> _Exercise_
Select lines where the word "JSON" appears.

> _Provided data_
● ● ● ● ● ● ●

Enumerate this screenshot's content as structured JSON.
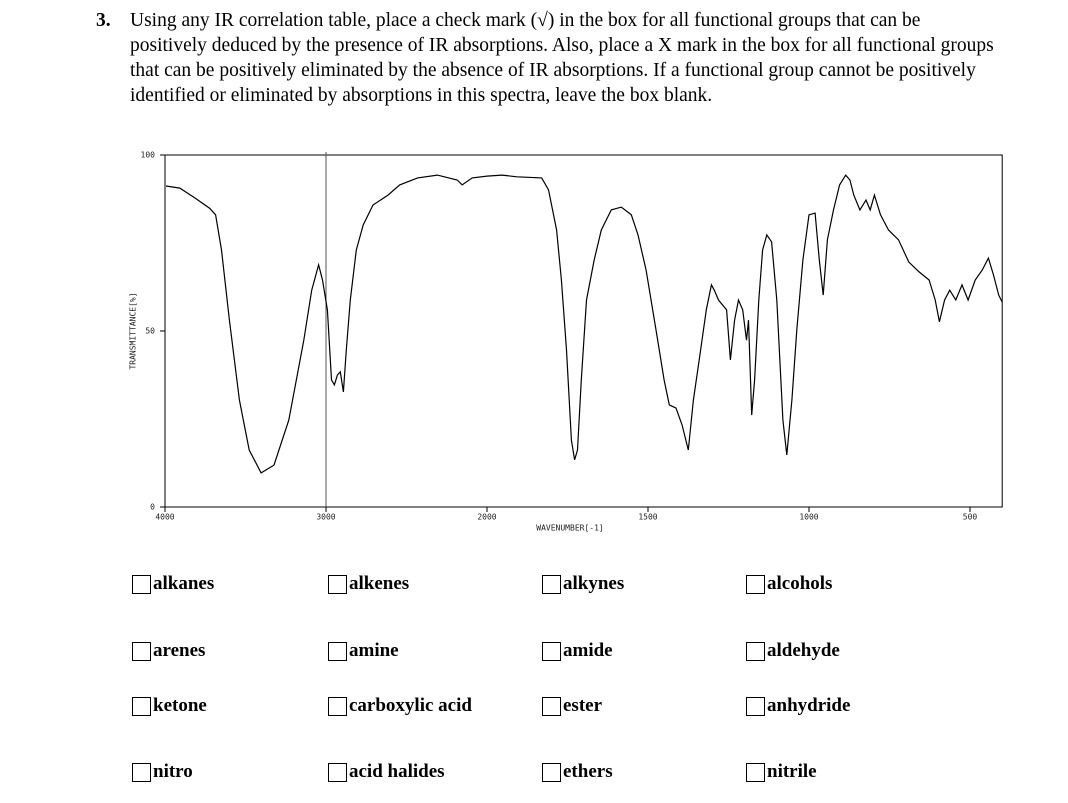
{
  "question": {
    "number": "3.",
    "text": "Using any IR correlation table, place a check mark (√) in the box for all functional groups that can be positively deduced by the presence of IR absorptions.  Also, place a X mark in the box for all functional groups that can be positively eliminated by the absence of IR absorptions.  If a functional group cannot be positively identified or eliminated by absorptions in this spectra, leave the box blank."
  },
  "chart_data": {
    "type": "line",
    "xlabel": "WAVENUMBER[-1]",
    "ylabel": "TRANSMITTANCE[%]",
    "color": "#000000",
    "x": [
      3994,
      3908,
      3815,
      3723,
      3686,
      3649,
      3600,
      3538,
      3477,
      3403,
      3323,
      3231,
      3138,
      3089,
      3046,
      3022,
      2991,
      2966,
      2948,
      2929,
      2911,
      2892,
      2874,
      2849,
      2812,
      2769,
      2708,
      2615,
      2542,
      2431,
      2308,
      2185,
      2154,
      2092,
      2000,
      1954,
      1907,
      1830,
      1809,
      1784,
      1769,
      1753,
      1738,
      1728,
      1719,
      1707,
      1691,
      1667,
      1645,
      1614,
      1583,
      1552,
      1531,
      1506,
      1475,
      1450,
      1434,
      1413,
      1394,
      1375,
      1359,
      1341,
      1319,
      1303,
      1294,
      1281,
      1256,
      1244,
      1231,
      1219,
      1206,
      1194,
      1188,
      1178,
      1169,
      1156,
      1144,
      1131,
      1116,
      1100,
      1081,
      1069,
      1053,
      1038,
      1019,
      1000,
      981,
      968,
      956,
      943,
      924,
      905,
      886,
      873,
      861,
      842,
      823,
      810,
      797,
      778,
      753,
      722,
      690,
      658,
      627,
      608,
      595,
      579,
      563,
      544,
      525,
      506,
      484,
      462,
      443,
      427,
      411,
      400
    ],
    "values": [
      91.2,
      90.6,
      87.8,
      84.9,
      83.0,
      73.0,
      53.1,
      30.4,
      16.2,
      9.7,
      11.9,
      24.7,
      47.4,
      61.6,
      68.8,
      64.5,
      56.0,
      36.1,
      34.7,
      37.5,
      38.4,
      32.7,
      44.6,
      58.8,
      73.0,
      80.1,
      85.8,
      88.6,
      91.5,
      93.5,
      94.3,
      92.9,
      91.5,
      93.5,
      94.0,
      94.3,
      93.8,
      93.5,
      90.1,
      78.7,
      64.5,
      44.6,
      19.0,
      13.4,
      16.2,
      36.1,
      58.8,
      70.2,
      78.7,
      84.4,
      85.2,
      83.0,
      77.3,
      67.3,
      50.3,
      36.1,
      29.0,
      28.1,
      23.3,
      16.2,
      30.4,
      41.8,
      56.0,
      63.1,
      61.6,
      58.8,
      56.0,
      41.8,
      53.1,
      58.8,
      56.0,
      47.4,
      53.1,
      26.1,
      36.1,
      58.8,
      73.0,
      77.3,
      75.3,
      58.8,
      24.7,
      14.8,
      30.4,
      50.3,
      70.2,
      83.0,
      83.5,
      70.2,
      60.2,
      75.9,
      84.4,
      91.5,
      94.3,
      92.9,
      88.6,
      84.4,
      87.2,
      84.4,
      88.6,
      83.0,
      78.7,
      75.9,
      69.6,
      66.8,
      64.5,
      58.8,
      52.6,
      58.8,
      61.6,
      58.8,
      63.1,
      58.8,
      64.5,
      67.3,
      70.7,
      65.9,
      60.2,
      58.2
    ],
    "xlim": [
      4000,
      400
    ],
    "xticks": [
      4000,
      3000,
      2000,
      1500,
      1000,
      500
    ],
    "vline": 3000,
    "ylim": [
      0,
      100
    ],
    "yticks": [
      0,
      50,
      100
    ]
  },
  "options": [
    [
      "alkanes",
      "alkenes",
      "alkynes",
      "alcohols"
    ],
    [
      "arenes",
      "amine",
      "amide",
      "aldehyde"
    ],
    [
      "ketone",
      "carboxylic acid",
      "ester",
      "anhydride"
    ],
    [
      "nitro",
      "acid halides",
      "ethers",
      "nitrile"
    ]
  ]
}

● ● ● ● ● ● ●

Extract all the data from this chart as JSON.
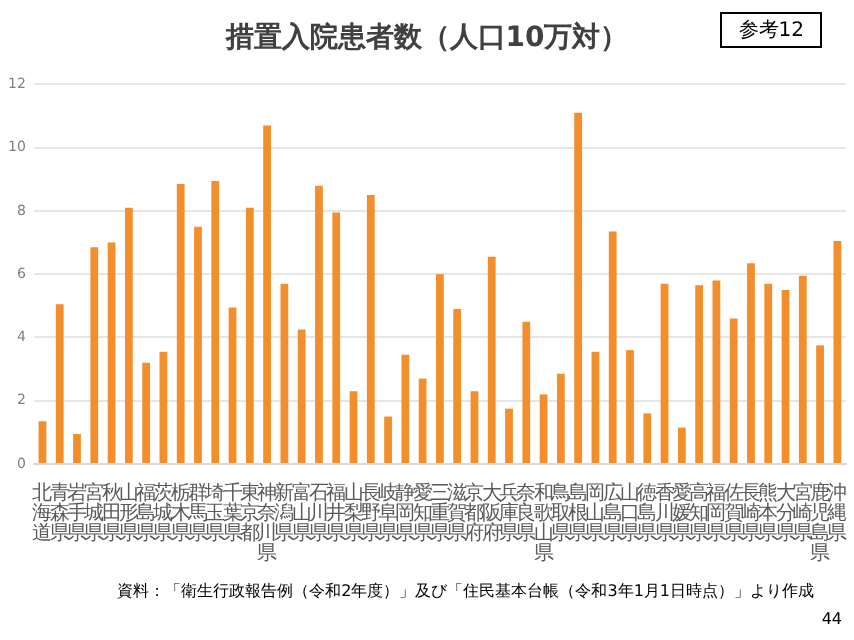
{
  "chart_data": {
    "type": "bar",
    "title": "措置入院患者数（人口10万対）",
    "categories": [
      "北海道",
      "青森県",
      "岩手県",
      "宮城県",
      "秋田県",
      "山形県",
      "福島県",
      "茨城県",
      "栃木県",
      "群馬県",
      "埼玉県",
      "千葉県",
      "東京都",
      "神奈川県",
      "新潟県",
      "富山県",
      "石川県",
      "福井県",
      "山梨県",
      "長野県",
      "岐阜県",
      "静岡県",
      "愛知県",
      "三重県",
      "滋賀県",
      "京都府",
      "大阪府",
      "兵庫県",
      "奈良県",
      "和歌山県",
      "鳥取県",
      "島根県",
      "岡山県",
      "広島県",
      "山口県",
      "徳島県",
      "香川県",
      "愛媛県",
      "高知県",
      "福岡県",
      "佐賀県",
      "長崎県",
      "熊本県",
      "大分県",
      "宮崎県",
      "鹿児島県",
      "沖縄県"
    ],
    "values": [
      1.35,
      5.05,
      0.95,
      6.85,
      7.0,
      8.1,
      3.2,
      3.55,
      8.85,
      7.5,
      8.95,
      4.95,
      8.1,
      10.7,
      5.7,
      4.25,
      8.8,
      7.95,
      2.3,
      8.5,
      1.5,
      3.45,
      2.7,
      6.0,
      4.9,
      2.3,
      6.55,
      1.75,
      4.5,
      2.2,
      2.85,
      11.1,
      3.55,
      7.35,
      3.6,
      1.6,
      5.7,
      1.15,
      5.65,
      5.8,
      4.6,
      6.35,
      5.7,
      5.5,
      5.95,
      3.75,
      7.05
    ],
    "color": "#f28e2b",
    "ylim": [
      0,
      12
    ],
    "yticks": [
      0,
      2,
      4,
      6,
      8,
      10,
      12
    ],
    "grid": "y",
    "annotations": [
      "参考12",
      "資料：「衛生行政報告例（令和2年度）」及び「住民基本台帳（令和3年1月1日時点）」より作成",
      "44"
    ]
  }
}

● ● ● ● ● ● ●

> _Result_
Enumerate this screenshot's content as structured JSON.
Extract all the data from this chart as JSON.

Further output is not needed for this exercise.